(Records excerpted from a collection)
□ □ □ □

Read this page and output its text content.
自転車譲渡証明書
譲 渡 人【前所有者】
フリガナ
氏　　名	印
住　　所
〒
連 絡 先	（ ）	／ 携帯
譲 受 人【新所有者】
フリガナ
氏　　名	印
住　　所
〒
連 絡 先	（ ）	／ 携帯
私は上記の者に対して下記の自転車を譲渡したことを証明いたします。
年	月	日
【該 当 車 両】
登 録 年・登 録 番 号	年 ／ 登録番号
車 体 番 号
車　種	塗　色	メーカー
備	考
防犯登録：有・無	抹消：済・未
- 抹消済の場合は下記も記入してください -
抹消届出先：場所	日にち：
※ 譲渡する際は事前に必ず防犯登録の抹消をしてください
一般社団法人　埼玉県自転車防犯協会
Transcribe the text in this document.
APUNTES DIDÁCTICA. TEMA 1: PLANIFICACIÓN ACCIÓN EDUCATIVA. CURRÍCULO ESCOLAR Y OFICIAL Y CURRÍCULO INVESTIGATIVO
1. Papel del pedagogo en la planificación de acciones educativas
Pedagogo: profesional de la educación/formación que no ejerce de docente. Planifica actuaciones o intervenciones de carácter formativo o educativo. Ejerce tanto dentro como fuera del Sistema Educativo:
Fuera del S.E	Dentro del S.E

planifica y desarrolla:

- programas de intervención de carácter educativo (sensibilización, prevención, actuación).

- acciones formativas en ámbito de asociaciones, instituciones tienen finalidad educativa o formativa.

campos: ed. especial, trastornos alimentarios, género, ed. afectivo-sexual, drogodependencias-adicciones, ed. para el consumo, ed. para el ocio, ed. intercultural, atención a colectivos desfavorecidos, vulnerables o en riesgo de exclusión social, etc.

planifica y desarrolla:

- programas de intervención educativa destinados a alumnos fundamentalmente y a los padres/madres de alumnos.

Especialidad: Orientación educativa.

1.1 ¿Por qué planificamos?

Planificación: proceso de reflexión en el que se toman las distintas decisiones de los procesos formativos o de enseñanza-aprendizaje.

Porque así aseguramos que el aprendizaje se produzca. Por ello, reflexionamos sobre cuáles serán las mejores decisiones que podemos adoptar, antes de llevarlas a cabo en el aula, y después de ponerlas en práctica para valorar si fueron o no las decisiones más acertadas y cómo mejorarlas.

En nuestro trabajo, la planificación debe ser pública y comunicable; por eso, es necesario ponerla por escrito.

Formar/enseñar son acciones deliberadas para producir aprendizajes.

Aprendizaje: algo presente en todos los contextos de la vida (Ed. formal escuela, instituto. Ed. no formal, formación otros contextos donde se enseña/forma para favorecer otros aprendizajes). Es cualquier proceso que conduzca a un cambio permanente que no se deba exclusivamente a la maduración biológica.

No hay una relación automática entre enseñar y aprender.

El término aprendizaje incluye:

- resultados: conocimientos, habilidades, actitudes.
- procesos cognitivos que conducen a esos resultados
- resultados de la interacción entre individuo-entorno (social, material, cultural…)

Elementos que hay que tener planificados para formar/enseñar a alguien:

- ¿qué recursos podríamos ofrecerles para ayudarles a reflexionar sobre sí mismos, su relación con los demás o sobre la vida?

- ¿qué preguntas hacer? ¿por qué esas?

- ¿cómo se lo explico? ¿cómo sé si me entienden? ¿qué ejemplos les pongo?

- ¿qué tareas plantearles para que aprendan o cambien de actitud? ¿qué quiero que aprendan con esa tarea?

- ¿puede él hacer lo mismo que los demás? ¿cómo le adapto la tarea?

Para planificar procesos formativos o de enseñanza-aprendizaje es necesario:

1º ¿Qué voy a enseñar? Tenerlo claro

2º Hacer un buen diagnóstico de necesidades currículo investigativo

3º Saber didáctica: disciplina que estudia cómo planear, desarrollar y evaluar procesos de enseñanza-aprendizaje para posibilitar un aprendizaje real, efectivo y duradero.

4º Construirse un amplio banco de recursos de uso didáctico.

□ □ □ □

*WHAT TO WORK ON:* Repeat all the records. Match each line exactly.

*TASK RESULT:*
Read this page and output its text content.
自転車譲渡証明書
譲 渡 人【前所有者】
フリガナ
氏　　名	印
住　　所
〒
連 絡 先	（ ）	／ 携帯
譲 受 人【新所有者】
フリガナ
氏　　名	印
住　　所
〒
連 絡 先	（ ）	／ 携帯
私は上記の者に対して下記の自転車を譲渡したことを証明いたします。
年	月	日
【該 当 車 両】
登 録 年・登 録 番 号	年 ／ 登録番号
車 体 番 号
車　種	塗　色	メーカー
備	考
防犯登録：有・無	抹消：済・未
- 抹消済の場合は下記も記入してください -
抹消届出先：場所	日にち：
※ 譲渡する際は事前に必ず防犯登録の抹消をしてください
一般社団法人　埼玉県自転車防犯協会
Transcribe the text in this document.
APUNTES DIDÁCTICA. TEMA 1: PLANIFICACIÓN ACCIÓN EDUCATIVA. CURRÍCULO ESCOLAR Y OFICIAL Y CURRÍCULO INVESTIGATIVO
1. Papel del pedagogo en la planificación de acciones educativas
Pedagogo: profesional de la educación/formación que no ejerce de docente. Planifica actuaciones o intervenciones de carácter formativo o educativo. Ejerce tanto dentro como fuera del Sistema Educativo:
Fuera del S.E	Dentro del S.E

planifica y desarrolla:

- programas de intervención de carácter educativo (sensibilización, prevención, actuación).

- acciones formativas en ámbito de asociaciones, instituciones tienen finalidad educativa o formativa.

campos: ed. especial, trastornos alimentarios, género, ed. afectivo-sexual, drogodependencias-adicciones, ed. para el consumo, ed. para el ocio, ed. intercultural, atención a colectivos desfavorecidos, vulnerables o en riesgo de exclusión social, etc.

planifica y desarrolla:

- programas de intervención educativa destinados a alumnos fundamentalmente y a los padres/madres de alumnos.

Especialidad: Orientación educativa.

1.1 ¿Por qué planificamos?

Planificación: proceso de reflexión en el que se toman las distintas decisiones de los procesos formativos o de enseñanza-aprendizaje.

Porque así aseguramos que el aprendizaje se produzca. Por ello, reflexionamos sobre cuáles serán las mejores decisiones que podemos adoptar, antes de llevarlas a cabo en el aula, y después de ponerlas en práctica para valorar si fueron o no las decisiones más acertadas y cómo mejorarlas.

En nuestro trabajo, la planificación debe ser pública y comunicable; por eso, es necesario ponerla por escrito.

Formar/enseñar son acciones deliberadas para producir aprendizajes.

Aprendizaje: algo presente en todos los contextos de la vida (Ed. formal escuela, instituto. Ed. no formal, formación otros contextos donde se enseña/forma para favorecer otros aprendizajes). Es cualquier proceso que conduzca a un cambio permanente que no se deba exclusivamente a la maduración biológica.

No hay una relación automática entre enseñar y aprender.

El término aprendizaje incluye:

- resultados: conocimientos, habilidades, actitudes.
- procesos cognitivos que conducen a esos resultados
- resultados de la interacción entre individuo-entorno (social, material, cultural…)

Elementos que hay que tener planificados para formar/enseñar a alguien:

- ¿qué recursos podríamos ofrecerles para ayudarles a reflexionar sobre sí mismos, su relación con los demás o sobre la vida?

- ¿qué preguntas hacer? ¿por qué esas?

- ¿cómo se lo explico? ¿cómo sé si me entienden? ¿qué ejemplos les pongo?

- ¿qué tareas plantearles para que aprendan o cambien de actitud? ¿qué quiero que aprendan con esa tarea?

- ¿puede él hacer lo mismo que los demás? ¿cómo le adapto la tarea?

Para planificar procesos formativos o de enseñanza-aprendizaje es necesario:

1º ¿Qué voy a enseñar? Tenerlo claro

2º Hacer un buen diagnóstico de necesidades currículo investigativo

3º Saber didáctica: disciplina que estudia cómo planear, desarrollar y evaluar procesos de enseñanza-aprendizaje para posibilitar un aprendizaje real, efectivo y duradero.

4º Construirse un amplio banco de recursos de uso didáctico.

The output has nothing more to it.